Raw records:
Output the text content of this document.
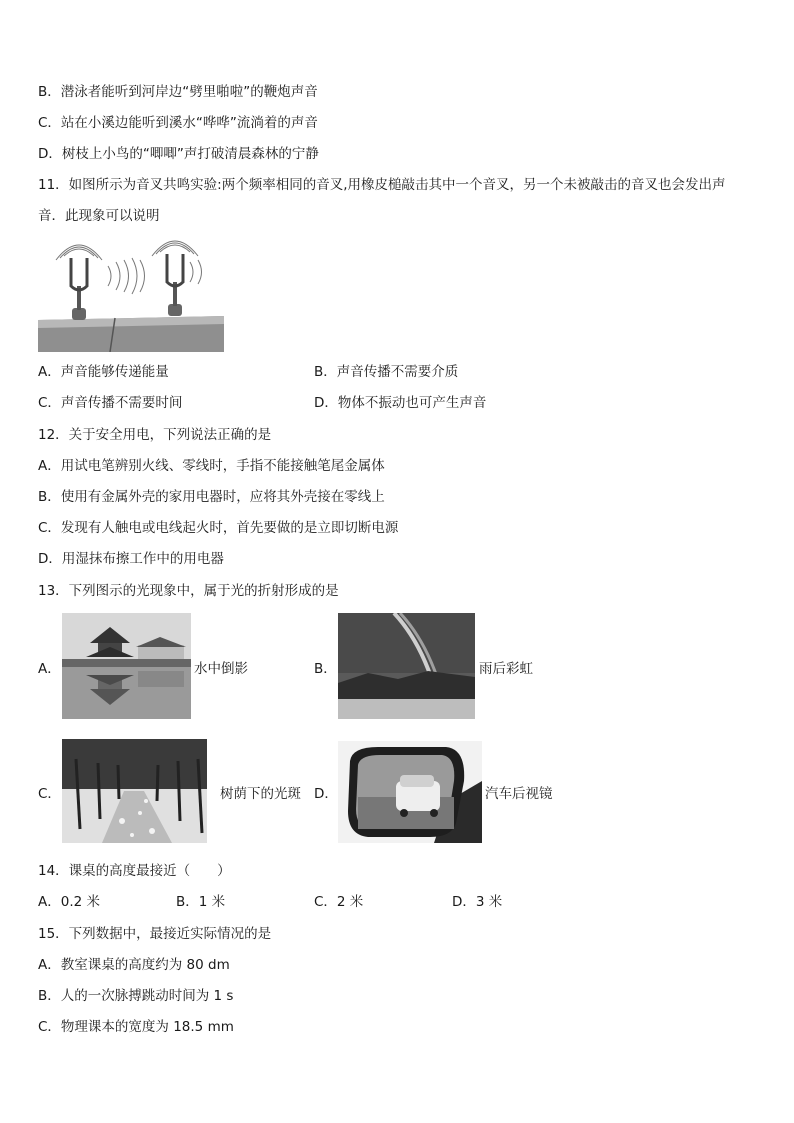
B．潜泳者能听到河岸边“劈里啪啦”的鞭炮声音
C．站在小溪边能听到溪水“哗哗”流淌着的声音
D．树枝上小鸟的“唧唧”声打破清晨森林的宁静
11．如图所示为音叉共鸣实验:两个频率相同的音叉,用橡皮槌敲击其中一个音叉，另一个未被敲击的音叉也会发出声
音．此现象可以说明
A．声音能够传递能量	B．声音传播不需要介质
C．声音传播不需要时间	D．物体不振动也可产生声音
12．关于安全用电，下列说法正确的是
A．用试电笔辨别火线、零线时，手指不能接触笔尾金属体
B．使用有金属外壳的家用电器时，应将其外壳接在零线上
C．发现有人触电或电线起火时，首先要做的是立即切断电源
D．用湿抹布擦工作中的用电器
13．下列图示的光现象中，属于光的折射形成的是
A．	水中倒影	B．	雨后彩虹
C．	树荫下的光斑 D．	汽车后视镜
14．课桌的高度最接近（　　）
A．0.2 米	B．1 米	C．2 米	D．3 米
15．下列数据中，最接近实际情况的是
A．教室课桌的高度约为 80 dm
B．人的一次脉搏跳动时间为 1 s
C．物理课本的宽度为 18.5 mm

THE PROBLEM
Quote all the lines above exactly as given. Do not include the pictures.

TASK SOLUTION
Output the text content of this document.
B．潜泳者能听到河岸边“劈里啪啦”的鞭炮声音
C．站在小溪边能听到溪水“哗哗”流淌着的声音
D．树枝上小鸟的“唧唧”声打破清晨森林的宁静
11．如图所示为音叉共鸣实验:两个频率相同的音叉,用橡皮槌敲击其中一个音叉，另一个未被敲击的音叉也会发出声
音．此现象可以说明
A．声音能够传递能量	B．声音传播不需要介质
C．声音传播不需要时间	D．物体不振动也可产生声音
12．关于安全用电，下列说法正确的是
A．用试电笔辨别火线、零线时，手指不能接触笔尾金属体
B．使用有金属外壳的家用电器时，应将其外壳接在零线上
C．发现有人触电或电线起火时，首先要做的是立即切断电源
D．用湿抹布擦工作中的用电器
13．下列图示的光现象中，属于光的折射形成的是
A．	水中倒影	B．	雨后彩虹
C．	树荫下的光斑 D．	汽车后视镜
14．课桌的高度最接近（　　）
A．0.2 米	B．1 米	C．2 米	D．3 米
15．下列数据中，最接近实际情况的是
A．教室课桌的高度约为 80 dm
B．人的一次脉搏跳动时间为 1 s
C．物理课本的宽度为 18.5 mm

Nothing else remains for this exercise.